### Your objective
Collect every line in the records below that contains the word "this".

* START Data provided *

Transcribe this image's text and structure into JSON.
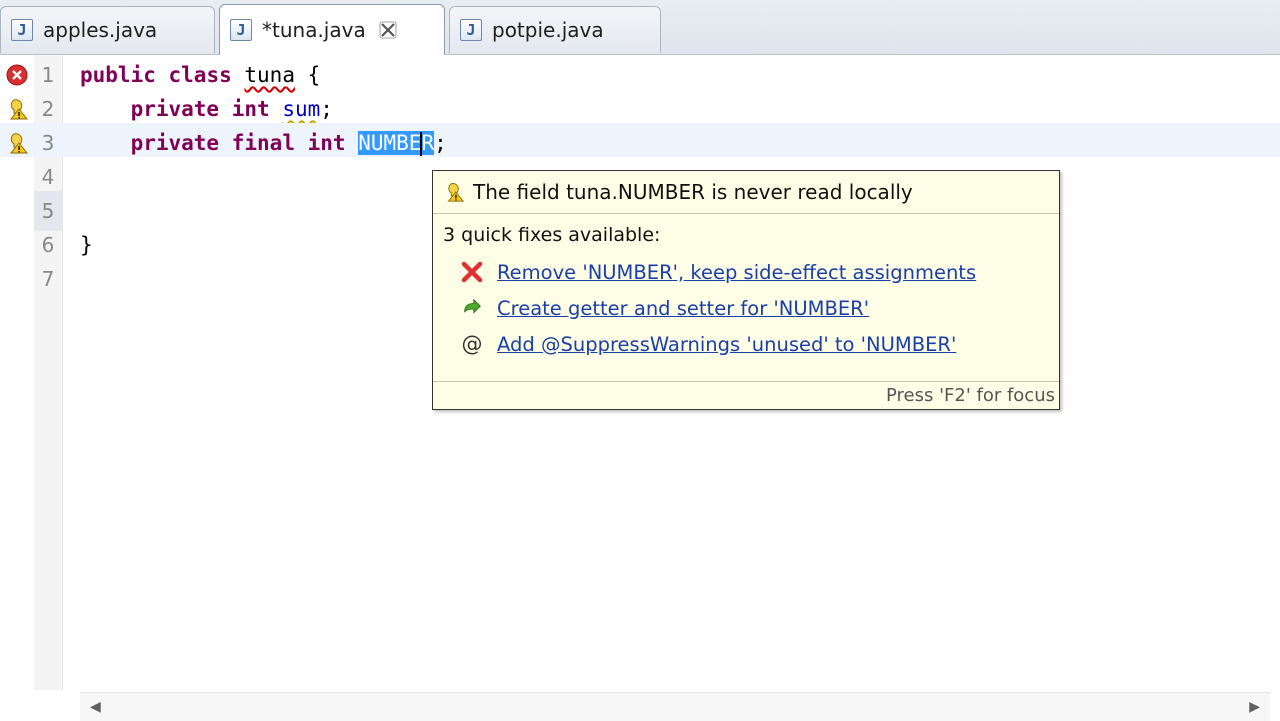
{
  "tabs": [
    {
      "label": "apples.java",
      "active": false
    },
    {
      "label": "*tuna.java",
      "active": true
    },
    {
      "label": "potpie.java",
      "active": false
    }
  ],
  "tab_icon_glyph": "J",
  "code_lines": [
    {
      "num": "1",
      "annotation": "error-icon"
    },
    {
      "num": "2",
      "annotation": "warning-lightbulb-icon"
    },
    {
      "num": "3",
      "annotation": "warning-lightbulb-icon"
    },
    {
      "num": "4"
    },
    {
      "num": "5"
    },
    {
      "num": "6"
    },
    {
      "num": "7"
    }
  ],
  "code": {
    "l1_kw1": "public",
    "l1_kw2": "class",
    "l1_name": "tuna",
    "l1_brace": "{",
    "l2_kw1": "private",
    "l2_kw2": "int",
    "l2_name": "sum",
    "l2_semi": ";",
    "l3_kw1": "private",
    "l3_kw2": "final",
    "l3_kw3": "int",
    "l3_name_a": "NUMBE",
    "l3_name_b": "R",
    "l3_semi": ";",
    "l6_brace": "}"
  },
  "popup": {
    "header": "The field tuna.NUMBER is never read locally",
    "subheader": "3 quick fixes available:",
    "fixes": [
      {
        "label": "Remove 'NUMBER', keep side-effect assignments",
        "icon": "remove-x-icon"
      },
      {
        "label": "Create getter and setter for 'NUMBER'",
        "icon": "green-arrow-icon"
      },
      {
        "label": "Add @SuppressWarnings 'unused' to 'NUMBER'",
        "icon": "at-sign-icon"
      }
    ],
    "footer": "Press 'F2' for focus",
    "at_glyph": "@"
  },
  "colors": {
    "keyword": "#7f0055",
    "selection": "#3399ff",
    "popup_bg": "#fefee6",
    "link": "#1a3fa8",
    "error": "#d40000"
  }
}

* END Data provided *
* START Data provided *

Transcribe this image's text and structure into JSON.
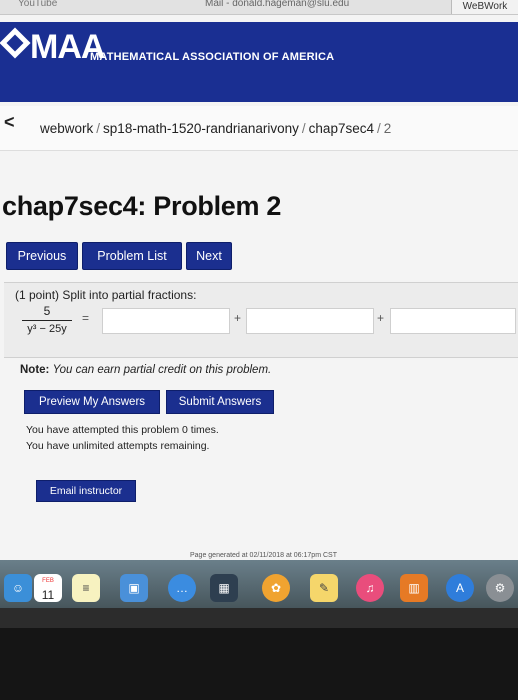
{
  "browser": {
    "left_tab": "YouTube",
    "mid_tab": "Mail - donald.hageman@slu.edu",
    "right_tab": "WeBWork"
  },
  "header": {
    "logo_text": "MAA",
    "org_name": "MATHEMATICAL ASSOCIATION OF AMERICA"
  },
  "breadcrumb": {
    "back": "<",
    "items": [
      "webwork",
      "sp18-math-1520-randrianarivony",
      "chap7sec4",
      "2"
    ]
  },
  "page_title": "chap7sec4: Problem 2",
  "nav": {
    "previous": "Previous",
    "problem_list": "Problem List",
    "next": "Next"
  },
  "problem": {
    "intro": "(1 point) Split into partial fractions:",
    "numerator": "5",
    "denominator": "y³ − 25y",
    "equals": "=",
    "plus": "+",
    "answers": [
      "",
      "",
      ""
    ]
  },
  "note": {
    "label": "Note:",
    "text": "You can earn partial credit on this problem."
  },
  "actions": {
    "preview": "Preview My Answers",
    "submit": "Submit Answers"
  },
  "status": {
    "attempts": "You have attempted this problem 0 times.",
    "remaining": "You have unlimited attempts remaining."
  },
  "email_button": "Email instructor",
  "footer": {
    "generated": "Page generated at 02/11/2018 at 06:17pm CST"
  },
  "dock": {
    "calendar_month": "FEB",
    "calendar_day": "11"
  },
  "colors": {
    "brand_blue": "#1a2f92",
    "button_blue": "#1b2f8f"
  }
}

* END Data provided *
* START Data provided *

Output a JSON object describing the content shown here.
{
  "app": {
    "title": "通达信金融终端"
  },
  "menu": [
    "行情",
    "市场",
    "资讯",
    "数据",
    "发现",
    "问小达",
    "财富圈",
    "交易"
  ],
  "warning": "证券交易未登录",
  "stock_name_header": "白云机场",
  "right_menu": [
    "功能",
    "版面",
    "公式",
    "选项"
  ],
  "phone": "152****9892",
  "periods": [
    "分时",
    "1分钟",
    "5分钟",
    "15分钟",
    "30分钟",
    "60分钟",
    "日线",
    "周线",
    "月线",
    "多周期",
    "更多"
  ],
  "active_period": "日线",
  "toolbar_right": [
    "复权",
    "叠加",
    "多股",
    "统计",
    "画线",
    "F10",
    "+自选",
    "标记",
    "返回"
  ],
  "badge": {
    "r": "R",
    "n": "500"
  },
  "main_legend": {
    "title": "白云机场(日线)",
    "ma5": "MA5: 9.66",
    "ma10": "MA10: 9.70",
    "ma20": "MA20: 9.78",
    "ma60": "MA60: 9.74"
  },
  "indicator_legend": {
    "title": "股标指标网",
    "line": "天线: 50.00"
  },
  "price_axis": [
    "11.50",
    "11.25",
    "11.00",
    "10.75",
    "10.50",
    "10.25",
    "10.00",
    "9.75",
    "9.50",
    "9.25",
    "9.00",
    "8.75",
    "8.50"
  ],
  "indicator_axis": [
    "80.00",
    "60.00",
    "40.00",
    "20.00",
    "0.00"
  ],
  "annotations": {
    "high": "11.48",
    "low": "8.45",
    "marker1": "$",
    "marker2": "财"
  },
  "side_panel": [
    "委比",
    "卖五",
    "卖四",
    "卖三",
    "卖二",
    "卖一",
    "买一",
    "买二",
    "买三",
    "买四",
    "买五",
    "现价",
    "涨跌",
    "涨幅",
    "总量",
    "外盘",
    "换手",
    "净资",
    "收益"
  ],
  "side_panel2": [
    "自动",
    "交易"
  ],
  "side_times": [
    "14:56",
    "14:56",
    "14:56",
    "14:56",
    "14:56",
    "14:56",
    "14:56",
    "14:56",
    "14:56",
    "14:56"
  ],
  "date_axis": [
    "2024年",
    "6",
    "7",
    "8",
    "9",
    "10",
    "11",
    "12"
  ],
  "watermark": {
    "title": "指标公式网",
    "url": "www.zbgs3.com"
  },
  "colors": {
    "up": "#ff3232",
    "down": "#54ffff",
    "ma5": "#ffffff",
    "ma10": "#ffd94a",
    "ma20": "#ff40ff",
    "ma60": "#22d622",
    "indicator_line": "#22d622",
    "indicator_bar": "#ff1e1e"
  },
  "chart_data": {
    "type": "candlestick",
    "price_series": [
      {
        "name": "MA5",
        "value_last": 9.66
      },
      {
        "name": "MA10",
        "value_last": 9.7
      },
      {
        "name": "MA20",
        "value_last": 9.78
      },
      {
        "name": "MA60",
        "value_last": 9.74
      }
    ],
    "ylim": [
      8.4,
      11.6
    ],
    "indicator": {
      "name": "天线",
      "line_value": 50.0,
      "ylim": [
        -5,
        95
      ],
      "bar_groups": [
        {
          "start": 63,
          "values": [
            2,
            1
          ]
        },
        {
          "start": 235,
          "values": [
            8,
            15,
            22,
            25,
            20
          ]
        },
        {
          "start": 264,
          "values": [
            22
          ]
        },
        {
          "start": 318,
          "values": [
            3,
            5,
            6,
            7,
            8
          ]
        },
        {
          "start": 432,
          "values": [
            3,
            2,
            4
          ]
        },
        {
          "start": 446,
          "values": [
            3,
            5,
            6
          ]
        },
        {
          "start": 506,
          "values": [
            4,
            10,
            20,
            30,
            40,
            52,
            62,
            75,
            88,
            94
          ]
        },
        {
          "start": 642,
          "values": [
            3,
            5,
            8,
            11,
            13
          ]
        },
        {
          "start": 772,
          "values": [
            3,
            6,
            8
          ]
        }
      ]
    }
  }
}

* END Data provided *

### Task response
Transcribe this image's text and structure into JSON.
Transcribe this image's text and structure into JSON.
    "text": "You can earn partial credit on this problem."
    "attempts": "You have attempted this problem 0 times.",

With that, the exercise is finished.